Records about charts and figures:
★ ★ ★ ★ ★ ★ ★
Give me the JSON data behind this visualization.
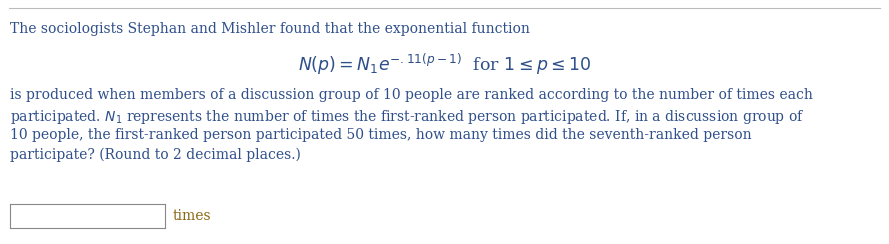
{
  "background_color": "#ffffff",
  "text_color": "#2e4f8a",
  "times_color": "#8b6914",
  "line_color": "#bbbbbb",
  "fig_width": 8.89,
  "fig_height": 2.44,
  "dpi": 100,
  "line1": "The sociologists Stephan and Mishler found that the exponential function",
  "formula": "$N(p) = N_1e^{-.11(p-1)}$  for $1 \\leq p \\leq 10$",
  "line3": "is produced when members of a discussion group of 10 people are ranked according to the number of times each",
  "line4": "participated. $N_1$ represents the number of times the first-ranked person participated. If, in a discussion group of",
  "line5": "10 people, the first-ranked person participated 50 times, how many times did the seventh-ranked person",
  "line6": "participate? (Round to 2 decimal places.)",
  "answer_label": "times",
  "font_size": 10.0,
  "formula_font_size": 12.5
}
★ ★ ★ ★ ★ ★ ★
Task to complete — Pick out and copy every line that contains the word "first".

Response to this exercise —
  "line4": "participated. $N_1$ represents the number of times the first-ranked person participated. If, in a discussion group of",
  "line5": "10 people, the first-ranked person participated 50 times, how many times did the seventh-ranked person",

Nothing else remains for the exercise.